Of all the lines here, how many include the string "text"? Answer with the number only.

■ ■ ■

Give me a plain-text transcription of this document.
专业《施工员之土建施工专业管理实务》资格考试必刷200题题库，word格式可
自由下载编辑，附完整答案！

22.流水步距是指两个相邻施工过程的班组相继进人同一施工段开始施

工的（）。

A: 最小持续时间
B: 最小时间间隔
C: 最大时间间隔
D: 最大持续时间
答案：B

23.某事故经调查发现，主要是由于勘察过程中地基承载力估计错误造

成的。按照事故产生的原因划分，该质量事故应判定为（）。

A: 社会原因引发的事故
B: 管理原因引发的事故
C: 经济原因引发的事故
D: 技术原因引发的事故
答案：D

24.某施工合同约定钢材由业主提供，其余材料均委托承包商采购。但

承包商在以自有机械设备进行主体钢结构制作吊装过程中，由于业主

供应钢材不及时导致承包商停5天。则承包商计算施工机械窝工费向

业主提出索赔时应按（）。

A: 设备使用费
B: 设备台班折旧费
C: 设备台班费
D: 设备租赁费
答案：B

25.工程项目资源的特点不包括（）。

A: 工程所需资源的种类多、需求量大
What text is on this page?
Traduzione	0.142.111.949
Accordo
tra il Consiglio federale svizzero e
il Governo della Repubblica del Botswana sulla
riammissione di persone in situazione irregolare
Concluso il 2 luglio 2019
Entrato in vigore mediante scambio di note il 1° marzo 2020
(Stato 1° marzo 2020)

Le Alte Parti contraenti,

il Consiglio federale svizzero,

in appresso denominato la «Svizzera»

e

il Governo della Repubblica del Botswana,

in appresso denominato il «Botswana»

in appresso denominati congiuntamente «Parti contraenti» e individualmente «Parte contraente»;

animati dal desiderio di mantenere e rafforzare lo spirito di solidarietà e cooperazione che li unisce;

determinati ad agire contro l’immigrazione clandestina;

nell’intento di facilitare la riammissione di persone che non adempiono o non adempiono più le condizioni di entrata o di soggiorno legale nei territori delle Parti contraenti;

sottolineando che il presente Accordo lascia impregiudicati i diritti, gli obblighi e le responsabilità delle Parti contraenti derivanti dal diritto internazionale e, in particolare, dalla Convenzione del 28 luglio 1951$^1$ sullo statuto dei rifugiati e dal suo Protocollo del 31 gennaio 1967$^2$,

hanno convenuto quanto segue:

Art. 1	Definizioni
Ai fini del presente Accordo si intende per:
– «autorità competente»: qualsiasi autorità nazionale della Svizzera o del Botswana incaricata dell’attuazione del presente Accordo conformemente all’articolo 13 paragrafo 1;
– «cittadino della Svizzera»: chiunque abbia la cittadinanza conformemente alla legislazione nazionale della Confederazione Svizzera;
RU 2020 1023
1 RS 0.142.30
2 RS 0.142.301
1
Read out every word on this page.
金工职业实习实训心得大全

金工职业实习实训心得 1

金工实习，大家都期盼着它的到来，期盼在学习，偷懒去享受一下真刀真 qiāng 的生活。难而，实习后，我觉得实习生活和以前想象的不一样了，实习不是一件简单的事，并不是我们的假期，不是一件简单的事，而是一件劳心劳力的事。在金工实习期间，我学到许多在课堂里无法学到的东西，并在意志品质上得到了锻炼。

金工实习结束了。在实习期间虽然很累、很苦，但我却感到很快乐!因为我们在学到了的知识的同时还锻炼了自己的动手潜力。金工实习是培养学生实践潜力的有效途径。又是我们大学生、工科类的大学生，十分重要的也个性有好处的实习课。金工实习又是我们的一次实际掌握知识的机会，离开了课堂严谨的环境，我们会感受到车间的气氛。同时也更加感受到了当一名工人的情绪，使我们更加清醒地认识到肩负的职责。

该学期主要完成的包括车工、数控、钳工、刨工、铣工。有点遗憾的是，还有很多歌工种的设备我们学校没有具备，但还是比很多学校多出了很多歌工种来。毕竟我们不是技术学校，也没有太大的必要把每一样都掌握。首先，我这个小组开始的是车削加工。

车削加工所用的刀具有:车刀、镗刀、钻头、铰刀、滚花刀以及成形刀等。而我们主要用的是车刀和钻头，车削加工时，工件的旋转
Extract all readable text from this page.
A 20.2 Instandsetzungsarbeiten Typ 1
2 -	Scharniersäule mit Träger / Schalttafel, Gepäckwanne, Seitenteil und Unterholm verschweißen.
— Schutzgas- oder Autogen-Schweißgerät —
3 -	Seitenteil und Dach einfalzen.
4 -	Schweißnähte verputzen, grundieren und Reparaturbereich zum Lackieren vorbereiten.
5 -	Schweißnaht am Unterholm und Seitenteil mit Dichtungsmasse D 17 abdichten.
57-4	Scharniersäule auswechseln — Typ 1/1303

■ ■ ■

## The response
3